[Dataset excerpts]
******

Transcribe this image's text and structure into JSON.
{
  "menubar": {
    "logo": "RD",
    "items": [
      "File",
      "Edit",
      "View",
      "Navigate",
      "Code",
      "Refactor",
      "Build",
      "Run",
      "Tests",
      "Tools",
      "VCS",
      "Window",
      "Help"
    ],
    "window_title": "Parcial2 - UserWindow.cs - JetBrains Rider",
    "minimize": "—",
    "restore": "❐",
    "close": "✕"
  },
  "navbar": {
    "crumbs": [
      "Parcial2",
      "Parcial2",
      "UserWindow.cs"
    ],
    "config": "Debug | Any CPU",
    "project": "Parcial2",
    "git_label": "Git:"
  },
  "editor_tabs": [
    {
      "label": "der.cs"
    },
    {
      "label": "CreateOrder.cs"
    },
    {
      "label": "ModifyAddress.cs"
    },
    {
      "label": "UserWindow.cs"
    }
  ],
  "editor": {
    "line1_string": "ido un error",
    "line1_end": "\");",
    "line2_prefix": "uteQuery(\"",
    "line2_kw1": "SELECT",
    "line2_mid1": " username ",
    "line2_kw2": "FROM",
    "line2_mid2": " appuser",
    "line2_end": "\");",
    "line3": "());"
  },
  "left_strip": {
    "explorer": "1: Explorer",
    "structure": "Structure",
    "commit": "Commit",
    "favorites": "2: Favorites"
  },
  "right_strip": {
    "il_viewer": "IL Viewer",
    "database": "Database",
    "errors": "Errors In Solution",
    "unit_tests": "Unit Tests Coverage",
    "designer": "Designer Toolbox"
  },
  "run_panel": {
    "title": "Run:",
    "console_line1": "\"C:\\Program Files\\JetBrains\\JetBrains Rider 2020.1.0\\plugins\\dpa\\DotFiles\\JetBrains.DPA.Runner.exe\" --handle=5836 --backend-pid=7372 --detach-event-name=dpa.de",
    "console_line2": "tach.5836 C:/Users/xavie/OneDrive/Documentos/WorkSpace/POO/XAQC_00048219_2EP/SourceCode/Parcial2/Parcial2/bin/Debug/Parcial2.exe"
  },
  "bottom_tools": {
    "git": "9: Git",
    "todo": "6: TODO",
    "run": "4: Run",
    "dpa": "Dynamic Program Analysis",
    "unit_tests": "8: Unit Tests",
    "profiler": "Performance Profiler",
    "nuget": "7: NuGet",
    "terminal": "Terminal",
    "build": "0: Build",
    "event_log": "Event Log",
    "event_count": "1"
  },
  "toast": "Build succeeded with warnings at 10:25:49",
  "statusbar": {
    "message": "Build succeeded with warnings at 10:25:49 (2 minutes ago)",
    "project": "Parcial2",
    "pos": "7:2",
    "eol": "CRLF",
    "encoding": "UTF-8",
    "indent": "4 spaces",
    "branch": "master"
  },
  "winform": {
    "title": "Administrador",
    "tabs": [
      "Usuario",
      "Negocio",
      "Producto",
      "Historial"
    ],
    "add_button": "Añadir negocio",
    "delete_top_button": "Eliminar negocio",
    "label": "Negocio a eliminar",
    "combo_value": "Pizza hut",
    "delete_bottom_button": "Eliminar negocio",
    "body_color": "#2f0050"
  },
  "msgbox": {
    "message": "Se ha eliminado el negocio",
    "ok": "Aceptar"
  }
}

******

What to do:
Reproduce the records above exactly.

The solution:
Transcribe this image's text and structure into JSON.
{
  "menubar": {
    "logo": "RD",
    "items": [
      "File",
      "Edit",
      "View",
      "Navigate",
      "Code",
      "Refactor",
      "Build",
      "Run",
      "Tests",
      "Tools",
      "VCS",
      "Window",
      "Help"
    ],
    "window_title": "Parcial2 - UserWindow.cs - JetBrains Rider",
    "minimize": "—",
    "restore": "❐",
    "close": "✕"
  },
  "navbar": {
    "crumbs": [
      "Parcial2",
      "Parcial2",
      "UserWindow.cs"
    ],
    "config": "Debug | Any CPU",
    "project": "Parcial2",
    "git_label": "Git:"
  },
  "editor_tabs": [
    {
      "label": "der.cs"
    },
    {
      "label": "CreateOrder.cs"
    },
    {
      "label": "ModifyAddress.cs"
    },
    {
      "label": "UserWindow.cs"
    }
  ],
  "editor": {
    "line1_string": "ido un error",
    "line1_end": "\");",
    "line2_prefix": "uteQuery(\"",
    "line2_kw1": "SELECT",
    "line2_mid1": " username ",
    "line2_kw2": "FROM",
    "line2_mid2": " appuser",
    "line2_end": "\");",
    "line3": "());"
  },
  "left_strip": {
    "explorer": "1: Explorer",
    "structure": "Structure",
    "commit": "Commit",
    "favorites": "2: Favorites"
  },
  "right_strip": {
    "il_viewer": "IL Viewer",
    "database": "Database",
    "errors": "Errors In Solution",
    "unit_tests": "Unit Tests Coverage",
    "designer": "Designer Toolbox"
  },
  "run_panel": {
    "title": "Run:",
    "console_line1": "\"C:\\Program Files\\JetBrains\\JetBrains Rider 2020.1.0\\plugins\\dpa\\DotFiles\\JetBrains.DPA.Runner.exe\" --handle=5836 --backend-pid=7372 --detach-event-name=dpa.de",
    "console_line2": "tach.5836 C:/Users/xavie/OneDrive/Documentos/WorkSpace/POO/XAQC_00048219_2EP/SourceCode/Parcial2/Parcial2/bin/Debug/Parcial2.exe"
  },
  "bottom_tools": {
    "git": "9: Git",
    "todo": "6: TODO",
    "run": "4: Run",
    "dpa": "Dynamic Program Analysis",
    "unit_tests": "8: Unit Tests",
    "profiler": "Performance Profiler",
    "nuget": "7: NuGet",
    "terminal": "Terminal",
    "build": "0: Build",
    "event_log": "Event Log",
    "event_count": "1"
  },
  "toast": "Build succeeded with warnings at 10:25:49",
  "statusbar": {
    "message": "Build succeeded with warnings at 10:25:49 (2 minutes ago)",
    "project": "Parcial2",
    "pos": "7:2",
    "eol": "CRLF",
    "encoding": "UTF-8",
    "indent": "4 spaces",
    "branch": "master"
  },
  "winform": {
    "title": "Administrador",
    "tabs": [
      "Usuario",
      "Negocio",
      "Producto",
      "Historial"
    ],
    "add_button": "Añadir negocio",
    "delete_top_button": "Eliminar negocio",
    "label": "Negocio a eliminar",
    "combo_value": "Pizza hut",
    "delete_bottom_button": "Eliminar negocio",
    "body_color": "#2f0050"
  },
  "msgbox": {
    "message": "Se ha eliminado el negocio",
    "ok": "Aceptar"
  }
}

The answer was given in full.